Rewrite the lines below, replacing "x-tick-label" with "x-axis-tick" everywhere it occurs and leaving everything else unchanged.

___

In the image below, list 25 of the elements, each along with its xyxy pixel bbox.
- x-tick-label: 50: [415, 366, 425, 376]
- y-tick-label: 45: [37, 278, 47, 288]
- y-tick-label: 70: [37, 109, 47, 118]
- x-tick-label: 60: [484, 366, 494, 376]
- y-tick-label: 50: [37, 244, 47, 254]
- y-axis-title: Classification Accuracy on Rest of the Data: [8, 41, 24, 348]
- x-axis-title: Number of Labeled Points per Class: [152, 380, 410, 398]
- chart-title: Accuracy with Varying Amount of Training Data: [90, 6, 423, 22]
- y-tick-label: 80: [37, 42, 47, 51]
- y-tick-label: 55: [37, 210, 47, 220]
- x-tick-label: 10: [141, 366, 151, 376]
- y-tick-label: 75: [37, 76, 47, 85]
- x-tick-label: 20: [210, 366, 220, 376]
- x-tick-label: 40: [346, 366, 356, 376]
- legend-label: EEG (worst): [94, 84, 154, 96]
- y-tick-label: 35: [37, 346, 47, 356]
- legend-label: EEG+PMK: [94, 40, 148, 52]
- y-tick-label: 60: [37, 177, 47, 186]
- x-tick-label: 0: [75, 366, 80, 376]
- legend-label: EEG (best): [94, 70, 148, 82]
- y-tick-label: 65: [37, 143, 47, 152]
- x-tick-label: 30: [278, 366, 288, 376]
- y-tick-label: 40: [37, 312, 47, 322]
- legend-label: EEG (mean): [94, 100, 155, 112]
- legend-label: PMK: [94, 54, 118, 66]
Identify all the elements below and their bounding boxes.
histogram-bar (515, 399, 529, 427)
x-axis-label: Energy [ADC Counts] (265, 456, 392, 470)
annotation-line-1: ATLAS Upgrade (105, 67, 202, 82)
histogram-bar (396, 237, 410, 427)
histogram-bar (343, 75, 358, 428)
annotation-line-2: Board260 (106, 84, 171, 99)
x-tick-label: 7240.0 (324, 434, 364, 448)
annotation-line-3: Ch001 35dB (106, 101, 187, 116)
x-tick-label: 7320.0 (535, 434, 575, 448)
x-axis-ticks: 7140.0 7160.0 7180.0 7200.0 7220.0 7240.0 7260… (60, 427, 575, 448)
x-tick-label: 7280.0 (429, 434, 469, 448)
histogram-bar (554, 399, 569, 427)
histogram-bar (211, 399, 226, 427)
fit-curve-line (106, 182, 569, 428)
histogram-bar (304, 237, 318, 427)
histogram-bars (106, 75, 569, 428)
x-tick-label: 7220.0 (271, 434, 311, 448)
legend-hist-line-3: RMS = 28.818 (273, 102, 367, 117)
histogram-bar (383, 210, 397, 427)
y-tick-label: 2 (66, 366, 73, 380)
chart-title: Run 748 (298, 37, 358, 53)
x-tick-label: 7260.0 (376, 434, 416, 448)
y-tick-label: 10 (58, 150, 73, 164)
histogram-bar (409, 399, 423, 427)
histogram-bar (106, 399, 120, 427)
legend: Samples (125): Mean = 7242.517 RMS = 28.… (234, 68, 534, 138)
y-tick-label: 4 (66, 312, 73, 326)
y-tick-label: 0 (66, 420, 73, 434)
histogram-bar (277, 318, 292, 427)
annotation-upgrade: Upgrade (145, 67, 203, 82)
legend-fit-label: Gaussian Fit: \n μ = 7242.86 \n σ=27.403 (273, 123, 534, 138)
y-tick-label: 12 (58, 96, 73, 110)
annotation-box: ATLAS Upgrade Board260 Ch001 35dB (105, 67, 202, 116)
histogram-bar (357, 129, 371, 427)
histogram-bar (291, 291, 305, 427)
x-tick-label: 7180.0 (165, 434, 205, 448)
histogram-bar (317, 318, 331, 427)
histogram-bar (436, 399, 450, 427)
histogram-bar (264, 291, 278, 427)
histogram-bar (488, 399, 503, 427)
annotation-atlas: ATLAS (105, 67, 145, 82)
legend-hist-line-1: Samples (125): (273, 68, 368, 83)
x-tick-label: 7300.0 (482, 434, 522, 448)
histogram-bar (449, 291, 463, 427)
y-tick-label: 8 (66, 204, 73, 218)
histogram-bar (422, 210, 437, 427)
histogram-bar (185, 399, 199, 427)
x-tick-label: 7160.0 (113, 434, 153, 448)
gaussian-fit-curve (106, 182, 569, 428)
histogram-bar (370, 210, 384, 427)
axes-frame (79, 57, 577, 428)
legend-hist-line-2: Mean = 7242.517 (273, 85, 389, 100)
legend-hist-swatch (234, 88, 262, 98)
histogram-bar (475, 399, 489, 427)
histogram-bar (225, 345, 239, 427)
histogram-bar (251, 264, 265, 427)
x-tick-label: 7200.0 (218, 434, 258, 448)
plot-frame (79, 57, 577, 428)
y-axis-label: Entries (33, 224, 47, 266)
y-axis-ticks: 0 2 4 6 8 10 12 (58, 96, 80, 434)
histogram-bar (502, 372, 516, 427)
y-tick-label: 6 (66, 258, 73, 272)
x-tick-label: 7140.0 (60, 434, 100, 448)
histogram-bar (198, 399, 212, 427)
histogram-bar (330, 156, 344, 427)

___

Answer to this task
In the image below, list 25 of the elements, each along with its xyxy pixel bbox.
- x-axis-tick: 50: [415, 366, 425, 376]
- y-tick-label: 45: [37, 278, 47, 288]
- y-tick-label: 70: [37, 109, 47, 118]
- x-axis-tick: 60: [484, 366, 494, 376]
- y-tick-label: 50: [37, 244, 47, 254]
- y-axis-title: Classification Accuracy on Rest of the Data: [8, 41, 24, 348]
- x-axis-title: Number of Labeled Points per Class: [152, 380, 410, 398]
- chart-title: Accuracy with Varying Amount of Training Data: [90, 6, 423, 22]
- y-tick-label: 80: [37, 42, 47, 51]
- y-tick-label: 55: [37, 210, 47, 220]
- x-axis-tick: 10: [141, 366, 151, 376]
- y-tick-label: 75: [37, 76, 47, 85]
- x-axis-tick: 20: [210, 366, 220, 376]
- x-axis-tick: 40: [346, 366, 356, 376]
- legend-label: EEG (worst): [94, 84, 154, 96]
- y-tick-label: 35: [37, 346, 47, 356]
- legend-label: EEG+PMK: [94, 40, 148, 52]
- y-tick-label: 60: [37, 177, 47, 186]
- x-axis-tick: 0: [75, 366, 80, 376]
- legend-label: EEG (best): [94, 70, 148, 82]
- y-tick-label: 65: [37, 143, 47, 152]
- x-axis-tick: 30: [278, 366, 288, 376]
- y-tick-label: 40: [37, 312, 47, 322]
- legend-label: EEG (mean): [94, 100, 155, 112]
- legend-label: PMK: [94, 54, 118, 66]
Identify all the elements below and their bounding boxes.
histogram-bar (515, 399, 529, 427)
x-axis-label: Energy [ADC Counts] (265, 456, 392, 470)
annotation-line-1: ATLAS Upgrade (105, 67, 202, 82)
histogram-bar (396, 237, 410, 427)
histogram-bar (343, 75, 358, 428)
annotation-line-2: Board260 (106, 84, 171, 99)
x-axis-tick: 7240.0 (324, 434, 364, 448)
annotation-line-3: Ch001 35dB (106, 101, 187, 116)
x-axis-tick: 7320.0 (535, 434, 575, 448)
x-axis-ticks: 7140.0 7160.0 7180.0 7200.0 7220.0 7240.0 7260… (60, 427, 575, 448)
x-axis-tick: 7280.0 (429, 434, 469, 448)
histogram-bar (554, 399, 569, 427)
histogram-bar (211, 399, 226, 427)
fit-curve-line (106, 182, 569, 428)
histogram-bar (304, 237, 318, 427)
histogram-bars (106, 75, 569, 428)
x-axis-tick: 7220.0 (271, 434, 311, 448)
legend-hist-line-3: RMS = 28.818 (273, 102, 367, 117)
histogram-bar (383, 210, 397, 427)
y-tick-label: 2 (66, 366, 73, 380)
chart-title: Run 748 (298, 37, 358, 53)
x-axis-tick: 7260.0 (376, 434, 416, 448)
y-tick-label: 10 (58, 150, 73, 164)
histogram-bar (409, 399, 423, 427)
histogram-bar (106, 399, 120, 427)
legend: Samples (125): Mean = 7242.517 RMS = 28.… (234, 68, 534, 138)
y-tick-label: 4 (66, 312, 73, 326)
y-tick-label: 0 (66, 420, 73, 434)
histogram-bar (277, 318, 292, 427)
annotation-upgrade: Upgrade (145, 67, 203, 82)
legend-fit-label: Gaussian Fit: \n μ = 7242.86 \n σ=27.403 (273, 123, 534, 138)
y-tick-label: 12 (58, 96, 73, 110)
annotation-box: ATLAS Upgrade Board260 Ch001 35dB (105, 67, 202, 116)
histogram-bar (357, 129, 371, 427)
histogram-bar (291, 291, 305, 427)
x-axis-tick: 7180.0 (165, 434, 205, 448)
histogram-bar (317, 318, 331, 427)
histogram-bar (436, 399, 450, 427)
histogram-bar (264, 291, 278, 427)
histogram-bar (488, 399, 503, 427)
annotation-atlas: ATLAS (105, 67, 145, 82)
legend-hist-line-1: Samples (125): (273, 68, 368, 83)
x-axis-tick: 7300.0 (482, 434, 522, 448)
histogram-bar (449, 291, 463, 427)
y-tick-label: 8 (66, 204, 73, 218)
histogram-bar (422, 210, 437, 427)
histogram-bar (185, 399, 199, 427)
x-axis-tick: 7160.0 (113, 434, 153, 448)
gaussian-fit-curve (106, 182, 569, 428)
histogram-bar (370, 210, 384, 427)
axes-frame (79, 57, 577, 428)
legend-hist-line-2: Mean = 7242.517 (273, 85, 389, 100)
legend-hist-swatch (234, 88, 262, 98)
histogram-bar (475, 399, 489, 427)
histogram-bar (225, 345, 239, 427)
histogram-bar (251, 264, 265, 427)
x-axis-tick: 7200.0 (218, 434, 258, 448)
plot-frame (79, 57, 577, 428)
y-axis-label: Entries (33, 224, 47, 266)
y-axis-ticks: 0 2 4 6 8 10 12 (58, 96, 80, 434)
histogram-bar (502, 372, 516, 427)
y-tick-label: 6 (66, 258, 73, 272)
x-axis-tick: 7140.0 (60, 434, 100, 448)
histogram-bar (198, 399, 212, 427)
histogram-bar (330, 156, 344, 427)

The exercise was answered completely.